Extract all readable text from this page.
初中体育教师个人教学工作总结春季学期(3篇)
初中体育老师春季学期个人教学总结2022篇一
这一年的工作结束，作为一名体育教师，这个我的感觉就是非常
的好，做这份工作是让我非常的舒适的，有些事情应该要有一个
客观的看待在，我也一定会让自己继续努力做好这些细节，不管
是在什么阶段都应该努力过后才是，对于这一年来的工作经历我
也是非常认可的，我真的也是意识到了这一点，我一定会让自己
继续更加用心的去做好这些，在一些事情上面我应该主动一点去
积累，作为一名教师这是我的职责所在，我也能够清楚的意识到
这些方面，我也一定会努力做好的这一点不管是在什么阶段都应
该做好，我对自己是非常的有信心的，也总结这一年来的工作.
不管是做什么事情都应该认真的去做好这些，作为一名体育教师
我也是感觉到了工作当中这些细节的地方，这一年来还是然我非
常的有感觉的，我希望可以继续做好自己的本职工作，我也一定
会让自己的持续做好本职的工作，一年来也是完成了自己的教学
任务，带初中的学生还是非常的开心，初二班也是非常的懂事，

Objective: Every record above must be duplicated exactly.

The answer:
Extract all readable text from this page.
初中体育教师个人教学工作总结春季学期(3篇)
初中体育老师春季学期个人教学总结2022篇一
这一年的工作结束，作为一名体育教师，这个我的感觉就是非常
的好，做这份工作是让我非常的舒适的，有些事情应该要有一个
客观的看待在，我也一定会让自己继续努力做好这些细节，不管
是在什么阶段都应该努力过后才是，对于这一年来的工作经历我
也是非常认可的，我真的也是意识到了这一点，我一定会让自己
继续更加用心的去做好这些，在一些事情上面我应该主动一点去
积累，作为一名教师这是我的职责所在，我也能够清楚的意识到
这些方面，我也一定会努力做好的这一点不管是在什么阶段都应
该做好，我对自己是非常的有信心的，也总结这一年来的工作.
不管是做什么事情都应该认真的去做好这些，作为一名体育教师
我也是感觉到了工作当中这些细节的地方，这一年来还是然我非
常的有感觉的，我希望可以继续做好自己的本职工作，我也一定
会让自己的持续做好本职的工作，一年来也是完成了自己的教学
任务，带初中的学生还是非常的开心，初二班也是非常的懂事，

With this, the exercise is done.